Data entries
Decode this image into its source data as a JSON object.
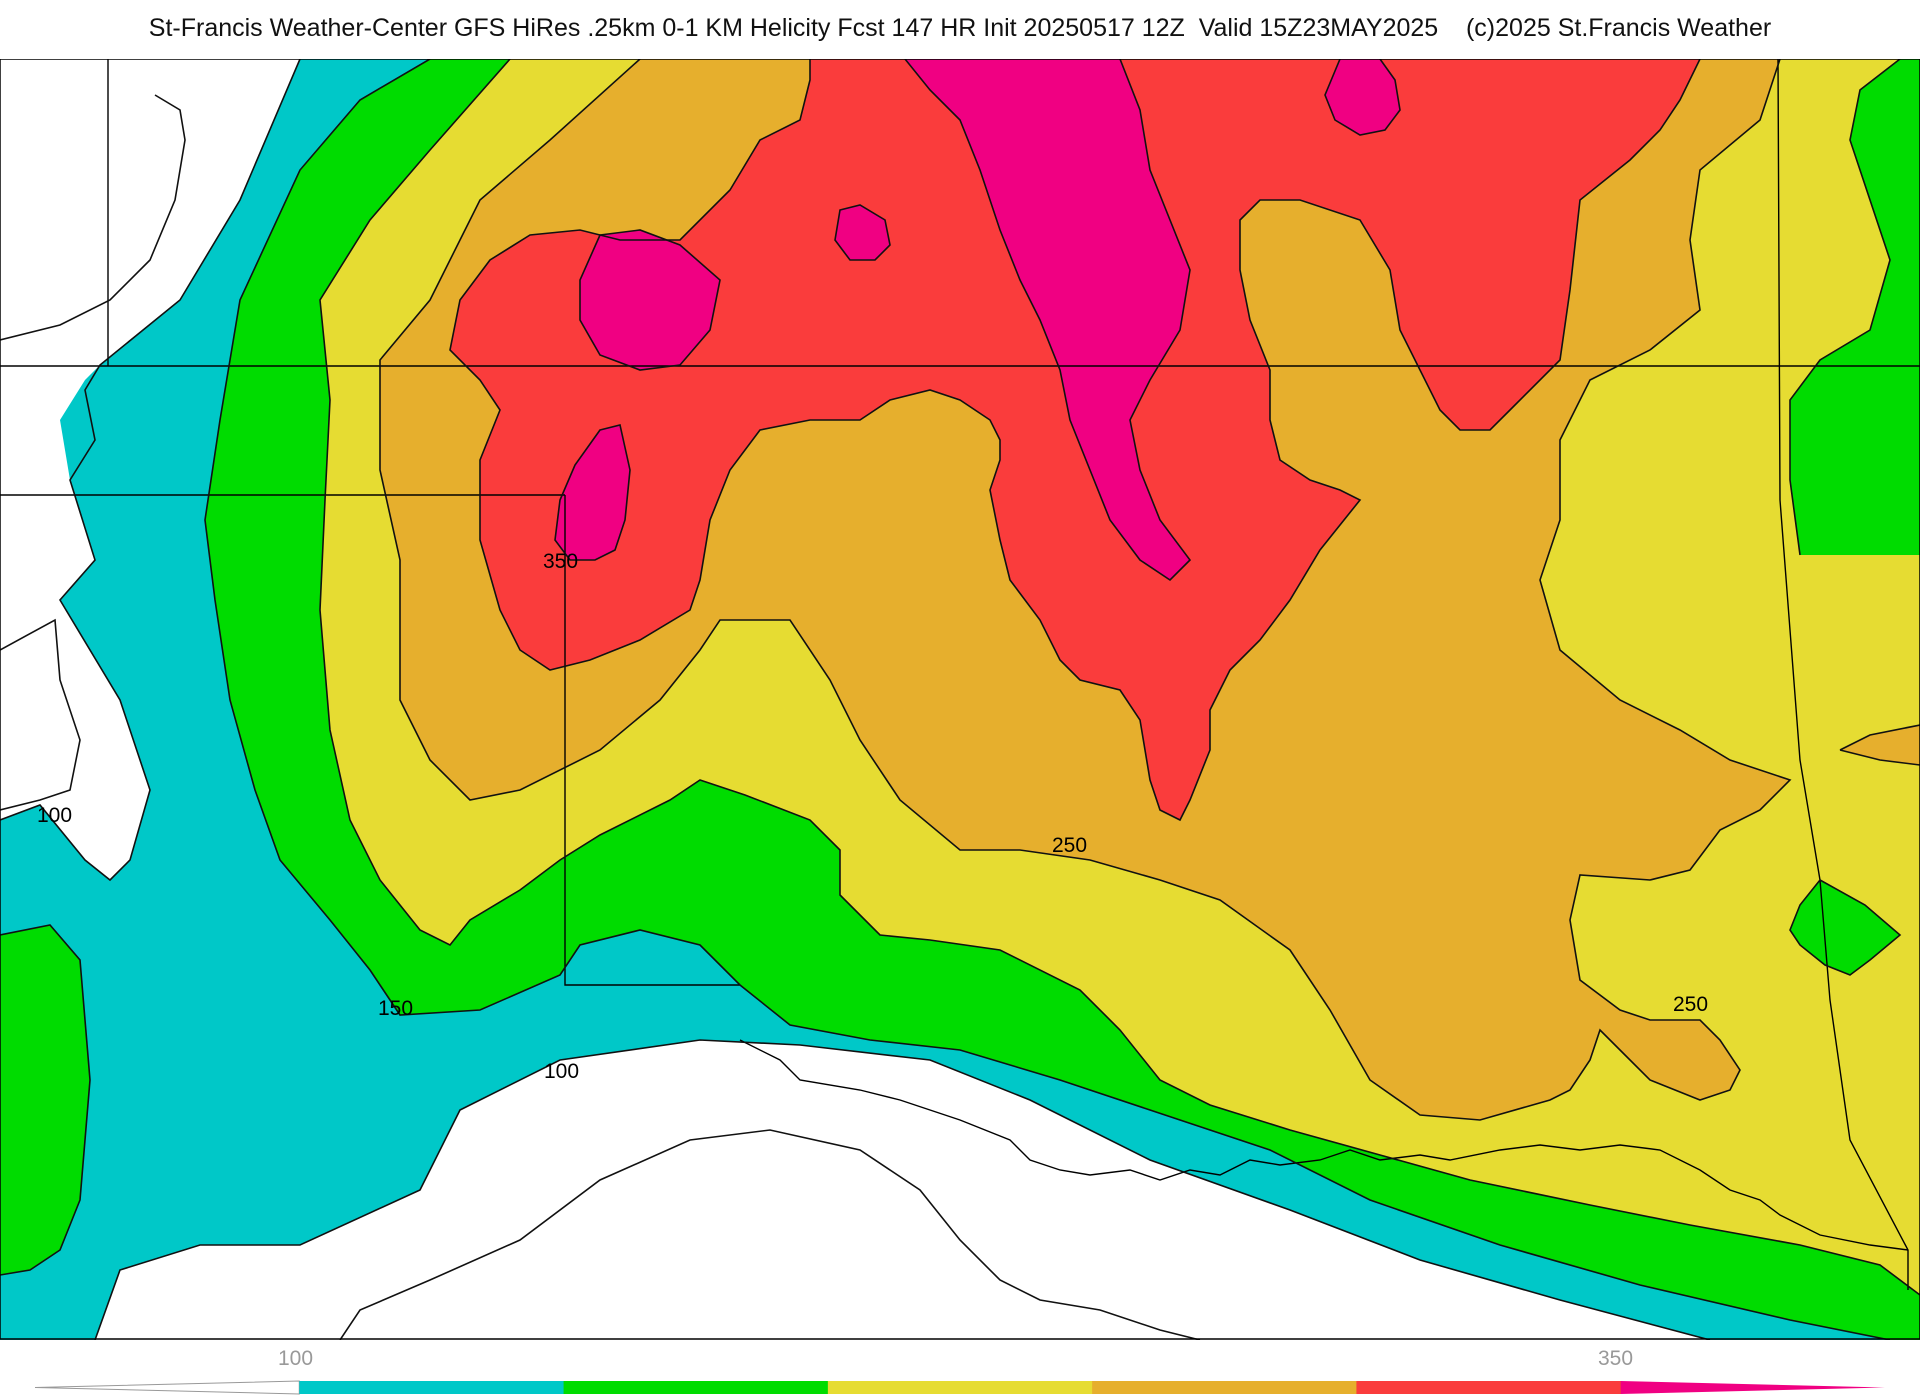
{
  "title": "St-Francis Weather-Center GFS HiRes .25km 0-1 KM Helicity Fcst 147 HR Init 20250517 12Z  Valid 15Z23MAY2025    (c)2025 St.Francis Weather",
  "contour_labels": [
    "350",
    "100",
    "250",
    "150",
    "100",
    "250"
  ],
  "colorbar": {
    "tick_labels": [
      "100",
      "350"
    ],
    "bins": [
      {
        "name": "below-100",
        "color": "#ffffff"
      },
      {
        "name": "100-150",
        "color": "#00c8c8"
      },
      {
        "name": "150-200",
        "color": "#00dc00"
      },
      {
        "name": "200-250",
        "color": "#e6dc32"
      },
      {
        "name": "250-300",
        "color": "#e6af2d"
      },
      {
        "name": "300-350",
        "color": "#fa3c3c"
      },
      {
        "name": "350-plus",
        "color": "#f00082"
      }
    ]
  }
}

## Short problem:
Transcribe all the data word for word; the images stay out.

## Solution for this task:
Decode this image into its source data as a JSON object.
{
  "title": "St-Francis Weather-Center GFS HiRes .25km 0-1 KM Helicity Fcst 147 HR Init 20250517 12Z  Valid 15Z23MAY2025    (c)2025 St.Francis Weather",
  "contour_labels": [
    "350",
    "100",
    "250",
    "150",
    "100",
    "250"
  ],
  "colorbar": {
    "tick_labels": [
      "100",
      "350"
    ],
    "bins": [
      {
        "name": "below-100",
        "color": "#ffffff"
      },
      {
        "name": "100-150",
        "color": "#00c8c8"
      },
      {
        "name": "150-200",
        "color": "#00dc00"
      },
      {
        "name": "200-250",
        "color": "#e6dc32"
      },
      {
        "name": "250-300",
        "color": "#e6af2d"
      },
      {
        "name": "300-350",
        "color": "#fa3c3c"
      },
      {
        "name": "350-plus",
        "color": "#f00082"
      }
    ]
  }
}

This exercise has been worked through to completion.